#### [RECORDED INFORMATION]
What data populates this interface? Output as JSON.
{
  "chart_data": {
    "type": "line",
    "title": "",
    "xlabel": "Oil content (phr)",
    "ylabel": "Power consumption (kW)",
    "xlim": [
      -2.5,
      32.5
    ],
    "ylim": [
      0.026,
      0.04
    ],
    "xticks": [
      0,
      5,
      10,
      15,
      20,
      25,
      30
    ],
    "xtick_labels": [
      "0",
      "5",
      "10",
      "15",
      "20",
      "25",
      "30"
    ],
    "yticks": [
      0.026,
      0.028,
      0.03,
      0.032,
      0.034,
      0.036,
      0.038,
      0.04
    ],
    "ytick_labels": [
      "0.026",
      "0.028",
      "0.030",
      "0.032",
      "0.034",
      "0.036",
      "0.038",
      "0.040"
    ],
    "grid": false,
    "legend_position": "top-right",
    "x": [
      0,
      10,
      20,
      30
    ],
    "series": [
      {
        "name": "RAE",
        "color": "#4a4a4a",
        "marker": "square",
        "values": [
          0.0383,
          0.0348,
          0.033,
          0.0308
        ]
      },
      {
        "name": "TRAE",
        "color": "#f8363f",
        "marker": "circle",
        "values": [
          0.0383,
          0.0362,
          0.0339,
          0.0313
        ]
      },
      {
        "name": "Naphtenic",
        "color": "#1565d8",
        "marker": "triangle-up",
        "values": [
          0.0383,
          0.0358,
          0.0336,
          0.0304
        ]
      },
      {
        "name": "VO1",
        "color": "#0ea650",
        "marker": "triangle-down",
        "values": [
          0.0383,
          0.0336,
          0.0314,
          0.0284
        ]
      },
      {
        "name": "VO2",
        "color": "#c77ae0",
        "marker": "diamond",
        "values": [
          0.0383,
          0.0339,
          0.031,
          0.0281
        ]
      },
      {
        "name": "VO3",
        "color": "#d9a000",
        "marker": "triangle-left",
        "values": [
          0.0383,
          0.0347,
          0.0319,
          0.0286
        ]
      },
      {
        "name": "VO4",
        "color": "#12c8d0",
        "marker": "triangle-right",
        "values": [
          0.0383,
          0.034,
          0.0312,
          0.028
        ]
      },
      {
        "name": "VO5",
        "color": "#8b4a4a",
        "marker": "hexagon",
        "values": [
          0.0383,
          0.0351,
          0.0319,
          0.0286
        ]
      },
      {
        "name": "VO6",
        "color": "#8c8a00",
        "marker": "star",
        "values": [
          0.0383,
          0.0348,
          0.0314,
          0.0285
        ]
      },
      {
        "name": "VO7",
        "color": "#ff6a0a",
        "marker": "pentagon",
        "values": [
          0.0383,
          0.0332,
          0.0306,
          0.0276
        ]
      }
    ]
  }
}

#### [PROBLEM REQUIREMENTS]
Write out all of the records above exactly as they appear.

#### [WRITTEN ANSWER]
What data populates this interface? Output as JSON.
{
  "chart_data": {
    "type": "line",
    "title": "",
    "xlabel": "Oil content (phr)",
    "ylabel": "Power consumption (kW)",
    "xlim": [
      -2.5,
      32.5
    ],
    "ylim": [
      0.026,
      0.04
    ],
    "xticks": [
      0,
      5,
      10,
      15,
      20,
      25,
      30
    ],
    "xtick_labels": [
      "0",
      "5",
      "10",
      "15",
      "20",
      "25",
      "30"
    ],
    "yticks": [
      0.026,
      0.028,
      0.03,
      0.032,
      0.034,
      0.036,
      0.038,
      0.04
    ],
    "ytick_labels": [
      "0.026",
      "0.028",
      "0.030",
      "0.032",
      "0.034",
      "0.036",
      "0.038",
      "0.040"
    ],
    "grid": false,
    "legend_position": "top-right",
    "x": [
      0,
      10,
      20,
      30
    ],
    "series": [
      {
        "name": "RAE",
        "color": "#4a4a4a",
        "marker": "square",
        "values": [
          0.0383,
          0.0348,
          0.033,
          0.0308
        ]
      },
      {
        "name": "TRAE",
        "color": "#f8363f",
        "marker": "circle",
        "values": [
          0.0383,
          0.0362,
          0.0339,
          0.0313
        ]
      },
      {
        "name": "Naphtenic",
        "color": "#1565d8",
        "marker": "triangle-up",
        "values": [
          0.0383,
          0.0358,
          0.0336,
          0.0304
        ]
      },
      {
        "name": "VO1",
        "color": "#0ea650",
        "marker": "triangle-down",
        "values": [
          0.0383,
          0.0336,
          0.0314,
          0.0284
        ]
      },
      {
        "name": "VO2",
        "color": "#c77ae0",
        "marker": "diamond",
        "values": [
          0.0383,
          0.0339,
          0.031,
          0.0281
        ]
      },
      {
        "name": "VO3",
        "color": "#d9a000",
        "marker": "triangle-left",
        "values": [
          0.0383,
          0.0347,
          0.0319,
          0.0286
        ]
      },
      {
        "name": "VO4",
        "color": "#12c8d0",
        "marker": "triangle-right",
        "values": [
          0.0383,
          0.034,
          0.0312,
          0.028
        ]
      },
      {
        "name": "VO5",
        "color": "#8b4a4a",
        "marker": "hexagon",
        "values": [
          0.0383,
          0.0351,
          0.0319,
          0.0286
        ]
      },
      {
        "name": "VO6",
        "color": "#8c8a00",
        "marker": "star",
        "values": [
          0.0383,
          0.0348,
          0.0314,
          0.0285
        ]
      },
      {
        "name": "VO7",
        "color": "#ff6a0a",
        "marker": "pentagon",
        "values": [
          0.0383,
          0.0332,
          0.0306,
          0.0276
        ]
      }
    ]
  }
}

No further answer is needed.